— Start DATA PROVIDED —

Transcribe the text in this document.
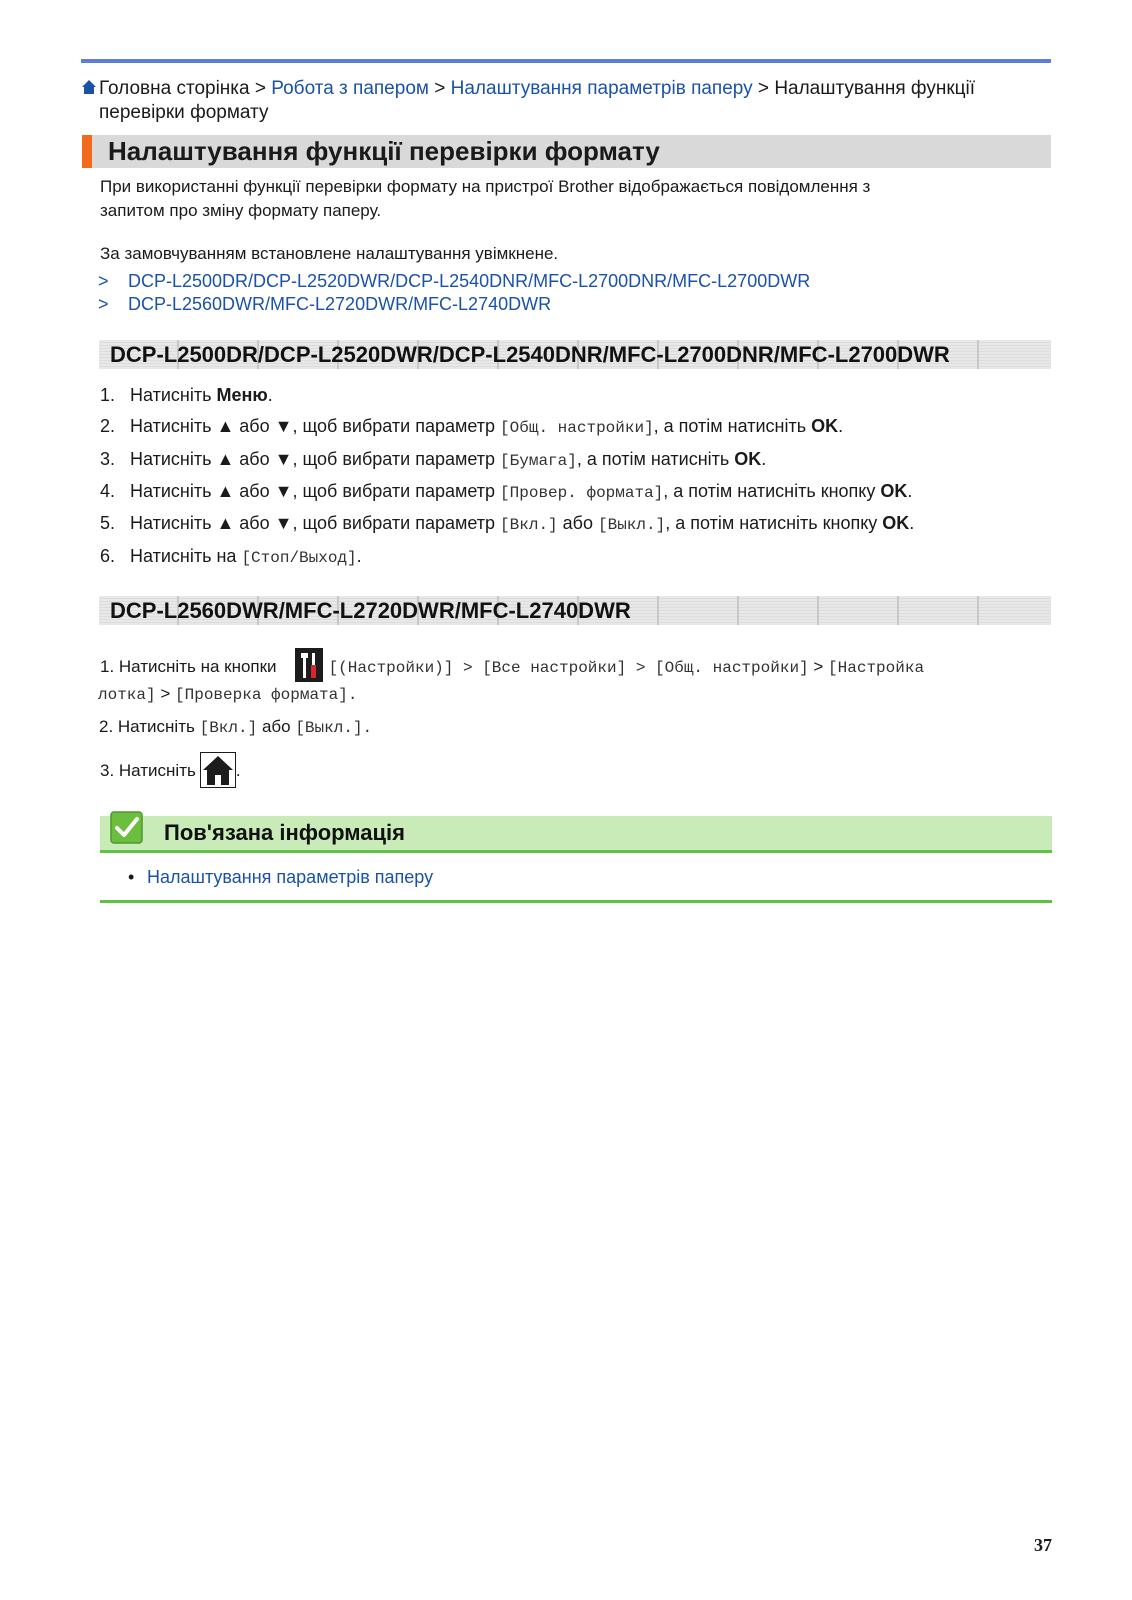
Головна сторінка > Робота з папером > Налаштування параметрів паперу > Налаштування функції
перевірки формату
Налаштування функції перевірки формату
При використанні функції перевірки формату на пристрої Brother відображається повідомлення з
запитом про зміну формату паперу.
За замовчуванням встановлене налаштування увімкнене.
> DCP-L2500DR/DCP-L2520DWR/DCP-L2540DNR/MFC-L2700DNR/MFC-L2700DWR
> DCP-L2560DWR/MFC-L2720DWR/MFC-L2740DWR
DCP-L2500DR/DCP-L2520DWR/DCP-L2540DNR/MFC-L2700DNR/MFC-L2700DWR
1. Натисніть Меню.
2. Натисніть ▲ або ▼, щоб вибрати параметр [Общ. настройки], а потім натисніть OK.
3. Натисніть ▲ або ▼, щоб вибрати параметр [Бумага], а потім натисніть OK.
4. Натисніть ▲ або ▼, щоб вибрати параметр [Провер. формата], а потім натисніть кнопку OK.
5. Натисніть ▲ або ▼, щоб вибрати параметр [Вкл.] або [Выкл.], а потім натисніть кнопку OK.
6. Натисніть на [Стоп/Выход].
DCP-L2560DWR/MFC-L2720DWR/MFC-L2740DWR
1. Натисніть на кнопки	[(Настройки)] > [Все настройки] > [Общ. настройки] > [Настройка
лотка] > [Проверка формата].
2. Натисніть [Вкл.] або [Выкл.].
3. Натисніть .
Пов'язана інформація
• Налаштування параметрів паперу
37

— End DATA PROVIDED —
— Start DATA PROVIDED —

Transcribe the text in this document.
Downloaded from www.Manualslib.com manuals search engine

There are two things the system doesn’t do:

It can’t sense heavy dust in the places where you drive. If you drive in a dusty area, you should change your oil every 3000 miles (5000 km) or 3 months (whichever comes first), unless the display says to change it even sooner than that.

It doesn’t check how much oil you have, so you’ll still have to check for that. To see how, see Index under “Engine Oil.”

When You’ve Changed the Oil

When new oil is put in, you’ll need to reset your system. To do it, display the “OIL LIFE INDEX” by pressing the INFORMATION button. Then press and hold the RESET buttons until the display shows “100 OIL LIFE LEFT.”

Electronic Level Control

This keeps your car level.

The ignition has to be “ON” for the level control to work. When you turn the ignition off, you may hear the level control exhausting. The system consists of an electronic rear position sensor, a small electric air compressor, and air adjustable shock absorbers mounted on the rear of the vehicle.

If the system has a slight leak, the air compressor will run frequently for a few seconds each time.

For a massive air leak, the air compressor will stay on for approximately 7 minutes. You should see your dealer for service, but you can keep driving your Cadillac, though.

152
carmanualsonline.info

— End DATA PROVIDED —

INSTRUCTION
Only lines with the word "паперу" are wanted, so copy each one from the records.

TASK RESULT
Головна сторінка > Робота з папером > Налаштування параметрів паперу > Налаштування функції
запитом про зміну формату паперу.
• Налаштування параметрів паперу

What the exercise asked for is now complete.